## YOUR INSTRUCTIONS
Read the lines that follow and tally those with the word "изготовленные"; give the number and nothing else.

## RAW RECORDS
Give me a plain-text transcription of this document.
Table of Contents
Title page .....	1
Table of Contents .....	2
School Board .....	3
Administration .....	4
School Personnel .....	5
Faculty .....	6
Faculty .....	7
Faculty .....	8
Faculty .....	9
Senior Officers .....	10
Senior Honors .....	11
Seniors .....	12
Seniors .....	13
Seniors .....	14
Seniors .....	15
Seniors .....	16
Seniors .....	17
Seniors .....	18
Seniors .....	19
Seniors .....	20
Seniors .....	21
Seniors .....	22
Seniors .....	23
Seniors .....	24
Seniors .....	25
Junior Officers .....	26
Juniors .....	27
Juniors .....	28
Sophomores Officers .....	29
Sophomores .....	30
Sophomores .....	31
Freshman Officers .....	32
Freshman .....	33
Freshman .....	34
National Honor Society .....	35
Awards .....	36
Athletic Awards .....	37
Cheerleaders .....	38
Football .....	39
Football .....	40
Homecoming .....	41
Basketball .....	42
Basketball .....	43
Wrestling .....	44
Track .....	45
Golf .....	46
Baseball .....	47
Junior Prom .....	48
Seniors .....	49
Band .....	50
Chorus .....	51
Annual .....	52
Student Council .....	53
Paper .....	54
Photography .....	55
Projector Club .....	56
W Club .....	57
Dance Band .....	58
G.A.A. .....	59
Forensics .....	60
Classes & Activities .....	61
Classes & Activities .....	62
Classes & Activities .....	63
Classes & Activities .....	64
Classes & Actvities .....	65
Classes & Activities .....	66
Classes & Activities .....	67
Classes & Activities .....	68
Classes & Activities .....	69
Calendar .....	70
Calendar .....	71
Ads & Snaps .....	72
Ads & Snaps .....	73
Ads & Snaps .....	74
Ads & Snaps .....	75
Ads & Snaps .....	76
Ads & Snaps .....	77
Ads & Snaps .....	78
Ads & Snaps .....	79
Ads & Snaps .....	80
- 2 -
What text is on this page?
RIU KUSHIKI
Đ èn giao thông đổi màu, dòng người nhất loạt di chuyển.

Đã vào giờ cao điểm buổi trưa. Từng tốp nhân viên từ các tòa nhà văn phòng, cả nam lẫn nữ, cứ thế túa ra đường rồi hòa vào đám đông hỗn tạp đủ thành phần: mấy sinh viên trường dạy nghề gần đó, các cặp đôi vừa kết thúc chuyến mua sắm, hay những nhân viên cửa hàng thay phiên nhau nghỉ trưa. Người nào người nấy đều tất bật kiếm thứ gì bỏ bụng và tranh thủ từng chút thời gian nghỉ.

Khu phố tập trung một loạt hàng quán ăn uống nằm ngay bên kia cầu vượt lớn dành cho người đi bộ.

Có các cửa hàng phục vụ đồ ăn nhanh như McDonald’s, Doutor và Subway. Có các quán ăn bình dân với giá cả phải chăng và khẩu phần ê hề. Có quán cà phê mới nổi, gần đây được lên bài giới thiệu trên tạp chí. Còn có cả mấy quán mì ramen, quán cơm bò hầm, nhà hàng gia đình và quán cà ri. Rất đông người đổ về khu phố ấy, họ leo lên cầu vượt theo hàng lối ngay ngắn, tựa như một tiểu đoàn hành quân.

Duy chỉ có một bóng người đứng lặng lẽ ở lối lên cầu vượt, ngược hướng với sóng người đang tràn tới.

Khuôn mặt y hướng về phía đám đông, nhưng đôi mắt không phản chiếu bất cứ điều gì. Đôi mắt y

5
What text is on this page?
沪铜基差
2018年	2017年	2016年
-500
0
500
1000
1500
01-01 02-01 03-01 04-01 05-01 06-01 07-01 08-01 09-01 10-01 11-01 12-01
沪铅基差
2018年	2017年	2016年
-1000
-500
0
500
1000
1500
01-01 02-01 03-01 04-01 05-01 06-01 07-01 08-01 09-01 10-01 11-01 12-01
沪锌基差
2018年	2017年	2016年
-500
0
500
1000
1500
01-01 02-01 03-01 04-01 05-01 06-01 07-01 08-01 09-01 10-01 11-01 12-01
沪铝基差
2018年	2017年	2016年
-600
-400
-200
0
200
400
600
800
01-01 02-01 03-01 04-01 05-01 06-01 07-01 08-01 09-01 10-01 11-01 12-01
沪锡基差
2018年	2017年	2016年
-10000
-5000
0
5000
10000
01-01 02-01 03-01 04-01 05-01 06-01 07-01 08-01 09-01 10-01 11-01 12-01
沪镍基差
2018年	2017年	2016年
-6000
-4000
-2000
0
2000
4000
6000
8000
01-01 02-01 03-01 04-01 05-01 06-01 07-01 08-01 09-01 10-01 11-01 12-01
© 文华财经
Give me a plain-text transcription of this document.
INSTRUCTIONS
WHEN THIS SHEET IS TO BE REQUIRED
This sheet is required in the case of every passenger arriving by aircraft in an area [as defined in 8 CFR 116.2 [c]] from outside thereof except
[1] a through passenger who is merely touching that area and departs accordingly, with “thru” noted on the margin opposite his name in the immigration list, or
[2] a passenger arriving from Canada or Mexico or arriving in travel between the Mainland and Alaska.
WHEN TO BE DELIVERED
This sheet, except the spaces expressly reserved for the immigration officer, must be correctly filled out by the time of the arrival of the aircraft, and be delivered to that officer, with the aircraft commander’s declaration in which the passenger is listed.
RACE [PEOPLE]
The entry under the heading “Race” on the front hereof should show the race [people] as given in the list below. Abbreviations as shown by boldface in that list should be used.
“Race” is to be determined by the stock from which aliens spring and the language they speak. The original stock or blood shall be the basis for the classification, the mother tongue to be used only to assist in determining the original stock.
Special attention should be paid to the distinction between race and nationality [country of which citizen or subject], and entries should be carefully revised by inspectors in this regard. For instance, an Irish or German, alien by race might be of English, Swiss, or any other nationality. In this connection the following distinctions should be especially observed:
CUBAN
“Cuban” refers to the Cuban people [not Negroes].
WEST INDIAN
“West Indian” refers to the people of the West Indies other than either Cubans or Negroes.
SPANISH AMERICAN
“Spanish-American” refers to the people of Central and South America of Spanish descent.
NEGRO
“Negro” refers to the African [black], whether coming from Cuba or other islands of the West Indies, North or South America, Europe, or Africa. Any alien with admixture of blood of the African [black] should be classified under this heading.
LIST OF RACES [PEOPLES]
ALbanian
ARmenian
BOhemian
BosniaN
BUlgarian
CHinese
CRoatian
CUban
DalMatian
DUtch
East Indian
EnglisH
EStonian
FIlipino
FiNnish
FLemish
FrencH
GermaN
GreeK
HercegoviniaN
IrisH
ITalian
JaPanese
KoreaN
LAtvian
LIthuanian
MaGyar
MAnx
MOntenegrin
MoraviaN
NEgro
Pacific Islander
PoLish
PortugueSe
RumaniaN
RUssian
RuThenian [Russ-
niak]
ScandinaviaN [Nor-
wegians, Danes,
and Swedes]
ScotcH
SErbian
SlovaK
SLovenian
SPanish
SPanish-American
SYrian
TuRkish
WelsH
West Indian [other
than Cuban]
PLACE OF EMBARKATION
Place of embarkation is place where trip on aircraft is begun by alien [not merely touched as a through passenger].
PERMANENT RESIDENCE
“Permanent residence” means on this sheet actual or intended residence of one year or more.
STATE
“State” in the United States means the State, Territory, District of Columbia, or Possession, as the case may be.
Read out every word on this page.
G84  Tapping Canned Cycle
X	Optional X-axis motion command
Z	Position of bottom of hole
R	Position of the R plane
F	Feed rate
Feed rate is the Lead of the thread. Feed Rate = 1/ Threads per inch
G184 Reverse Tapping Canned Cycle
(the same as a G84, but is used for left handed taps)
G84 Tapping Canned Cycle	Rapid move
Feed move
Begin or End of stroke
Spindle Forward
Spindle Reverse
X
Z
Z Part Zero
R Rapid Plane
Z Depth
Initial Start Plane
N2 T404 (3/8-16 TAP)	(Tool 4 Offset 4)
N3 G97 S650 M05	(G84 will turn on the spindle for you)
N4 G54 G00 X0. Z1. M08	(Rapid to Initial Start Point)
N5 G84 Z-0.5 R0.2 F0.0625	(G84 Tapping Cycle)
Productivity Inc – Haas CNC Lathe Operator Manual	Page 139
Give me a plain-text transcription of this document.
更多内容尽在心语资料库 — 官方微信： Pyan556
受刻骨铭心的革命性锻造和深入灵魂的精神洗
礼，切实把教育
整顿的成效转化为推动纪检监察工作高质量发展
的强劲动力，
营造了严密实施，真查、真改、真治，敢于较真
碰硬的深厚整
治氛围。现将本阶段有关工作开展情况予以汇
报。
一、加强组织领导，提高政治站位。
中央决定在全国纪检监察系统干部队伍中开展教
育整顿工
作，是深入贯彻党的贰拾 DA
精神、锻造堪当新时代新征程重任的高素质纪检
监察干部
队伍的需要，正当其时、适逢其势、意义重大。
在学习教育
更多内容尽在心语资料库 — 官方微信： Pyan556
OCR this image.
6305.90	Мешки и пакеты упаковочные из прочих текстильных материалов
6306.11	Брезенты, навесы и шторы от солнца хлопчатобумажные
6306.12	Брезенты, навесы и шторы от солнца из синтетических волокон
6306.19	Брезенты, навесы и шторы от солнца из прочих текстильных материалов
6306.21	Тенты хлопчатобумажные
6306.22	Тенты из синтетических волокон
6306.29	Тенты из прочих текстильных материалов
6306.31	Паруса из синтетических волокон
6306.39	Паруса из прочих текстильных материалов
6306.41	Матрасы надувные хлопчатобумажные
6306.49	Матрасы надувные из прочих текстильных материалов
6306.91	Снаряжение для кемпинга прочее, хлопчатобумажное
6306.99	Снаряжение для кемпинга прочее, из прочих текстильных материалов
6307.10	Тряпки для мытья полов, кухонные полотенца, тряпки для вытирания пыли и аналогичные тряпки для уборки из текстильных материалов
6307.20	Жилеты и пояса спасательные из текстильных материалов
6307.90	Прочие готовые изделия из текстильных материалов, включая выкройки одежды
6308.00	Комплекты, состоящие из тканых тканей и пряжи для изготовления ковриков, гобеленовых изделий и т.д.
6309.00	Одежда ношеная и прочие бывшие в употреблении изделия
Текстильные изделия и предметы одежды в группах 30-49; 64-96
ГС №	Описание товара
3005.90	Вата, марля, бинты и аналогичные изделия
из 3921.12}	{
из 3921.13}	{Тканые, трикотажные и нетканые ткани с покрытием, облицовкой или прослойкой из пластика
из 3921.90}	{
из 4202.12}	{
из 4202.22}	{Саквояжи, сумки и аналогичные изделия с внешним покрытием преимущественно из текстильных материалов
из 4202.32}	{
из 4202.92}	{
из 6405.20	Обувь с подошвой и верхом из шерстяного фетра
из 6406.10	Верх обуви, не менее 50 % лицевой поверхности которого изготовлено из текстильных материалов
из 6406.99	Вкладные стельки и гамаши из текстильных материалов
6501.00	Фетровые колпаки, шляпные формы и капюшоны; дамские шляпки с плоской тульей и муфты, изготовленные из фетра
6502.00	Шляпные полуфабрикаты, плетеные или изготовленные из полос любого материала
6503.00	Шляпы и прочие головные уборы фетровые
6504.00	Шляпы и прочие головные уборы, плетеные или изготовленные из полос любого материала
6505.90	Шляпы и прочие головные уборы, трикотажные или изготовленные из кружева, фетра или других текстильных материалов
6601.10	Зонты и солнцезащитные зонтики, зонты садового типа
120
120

## RESPONSE TO THE TASK
4